Recast every line of the rows below as a Markdown table with the columns No and Line, numbering the lines in order and omitting blank ones. Leave the pictures out of the table.
■ ■ ■ ■ ■ ■ ■
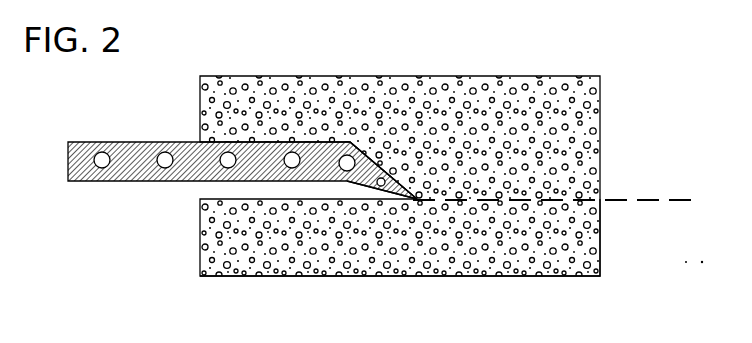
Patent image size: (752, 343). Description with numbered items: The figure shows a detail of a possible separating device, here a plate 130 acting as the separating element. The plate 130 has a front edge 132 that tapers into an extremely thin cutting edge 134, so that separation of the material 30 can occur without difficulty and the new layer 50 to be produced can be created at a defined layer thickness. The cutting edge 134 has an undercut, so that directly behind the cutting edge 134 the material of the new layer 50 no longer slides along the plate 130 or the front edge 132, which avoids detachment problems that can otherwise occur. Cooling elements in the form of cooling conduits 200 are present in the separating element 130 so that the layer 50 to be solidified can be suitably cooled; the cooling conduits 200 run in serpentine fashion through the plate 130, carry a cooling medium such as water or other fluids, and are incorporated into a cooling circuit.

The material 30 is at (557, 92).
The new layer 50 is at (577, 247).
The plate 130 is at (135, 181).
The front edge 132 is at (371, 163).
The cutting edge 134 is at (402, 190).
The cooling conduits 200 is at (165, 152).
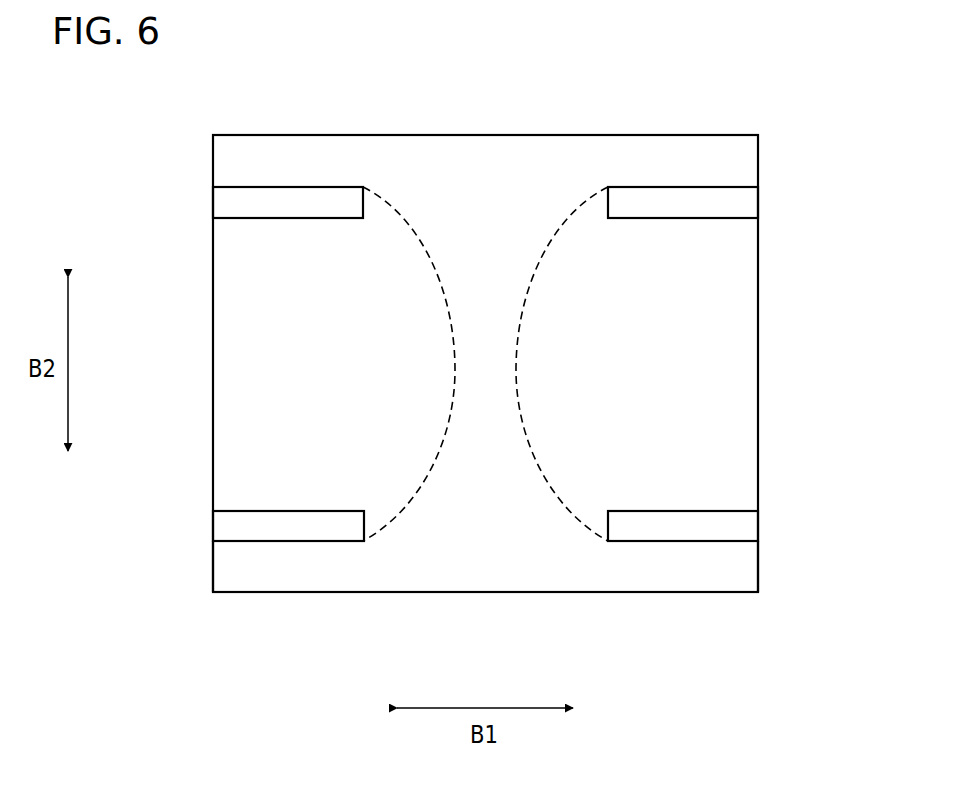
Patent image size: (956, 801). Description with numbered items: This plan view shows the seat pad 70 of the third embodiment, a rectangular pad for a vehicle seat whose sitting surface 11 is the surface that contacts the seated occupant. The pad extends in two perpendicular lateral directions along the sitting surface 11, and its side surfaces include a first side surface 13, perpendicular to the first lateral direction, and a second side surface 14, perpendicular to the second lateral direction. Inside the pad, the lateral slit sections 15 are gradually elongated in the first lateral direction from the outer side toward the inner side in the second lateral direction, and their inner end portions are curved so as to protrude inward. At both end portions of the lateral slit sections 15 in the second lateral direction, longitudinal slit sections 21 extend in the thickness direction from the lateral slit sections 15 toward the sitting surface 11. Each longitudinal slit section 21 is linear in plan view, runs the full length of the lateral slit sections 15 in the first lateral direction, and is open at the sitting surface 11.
■ ■ ■ ■ ■ ■ ■
▶ **Solution**:
| No | Line |
|---|---|
| 1 | Patent image size: (752, 343). Description with numbered items: The figure shows a detail of a possible separating device, here a plate 130 acting as the separating element. The plate 130 has a front edge 132 that tapers into an extremely thin cutting edge 134, so that separation of the material 30 can occur without difficulty and the new layer 50 to be produced can be created at a defined layer thickness. The cutting edge 134 has an undercut, so that directly behind the cutting edge 134 the material of the new layer 50 no longer slides along the plate 130 or the front edge 132, which avoids detachment problems that can otherwise occur. Cooling elements in the form of cooling conduits 200 are present in the separating element 130 so that the layer 50 to be solidified can be suitably cooled; the cooling conduits 200 run in serpentine fashion through the plate 130, carry a cooling medium such as water or other fluids, and are incorporated into a cooling circuit. |
| 2 | The material 30 is at (557, 92). |
| 3 | The new layer 50 is at (577, 247). |
| 4 | The plate 130 is at (135, 181). |
| 5 | The front edge 132 is at (371, 163). |
| 6 | The cutting edge 134 is at (402, 190). |
| 7 | The cooling conduits 200 is at (165, 152). |
| 8 | Patent image size: (956, 801). Description with numbered items: This plan view shows the seat pad 70 of the third embodiment, a rectangular pad for a vehicle seat whose sitting surface 11 is the surface that contacts the seated occupant. The pad extends in two perpendicular lateral directions along the sitting surface 11, and its side surfaces include a first side surface 13, perpendicular to the first lateral direction, and a second side surface 14, perpendicular to the second lateral direction. Inside the pad, the lateral slit sections 15 are gradually elongated in the first lateral direction from the outer side toward the inner side in the second lateral direction, and their inner end portions are curved so as to protrude inward. At both end portions of the lateral slit sections 15 in the second lateral direction, longitudinal slit sections 21 extend in the thickness direction from the lateral slit sections 15 toward the sitting surface 11. Each longitudinal slit section 21 is linear in plan view, runs the full length of the lateral slit sections 15 in the first lateral direction, and is open at the sitting surface 11. |